— start of RECORDED INFORMATION —
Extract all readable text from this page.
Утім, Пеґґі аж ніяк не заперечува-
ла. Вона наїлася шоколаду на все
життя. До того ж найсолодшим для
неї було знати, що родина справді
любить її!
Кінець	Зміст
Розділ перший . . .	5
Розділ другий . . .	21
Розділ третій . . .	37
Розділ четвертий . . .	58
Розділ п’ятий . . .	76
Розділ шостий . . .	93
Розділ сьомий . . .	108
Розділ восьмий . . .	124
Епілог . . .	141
— end of RECORDED INFORMATION —
AIM: From the listing above, collect every line that mentions the word "Розділ".

PROBLEM SOLUTION:
Розділ перший . . .	5
Розділ другий . . .	21
Розділ третій . . .	37
Розділ четвертий . . .	58
Розділ п’ятий . . .	76
Розділ шостий . . .	93
Розділ сьомий . . .	108
Розділ восьмий . . .	124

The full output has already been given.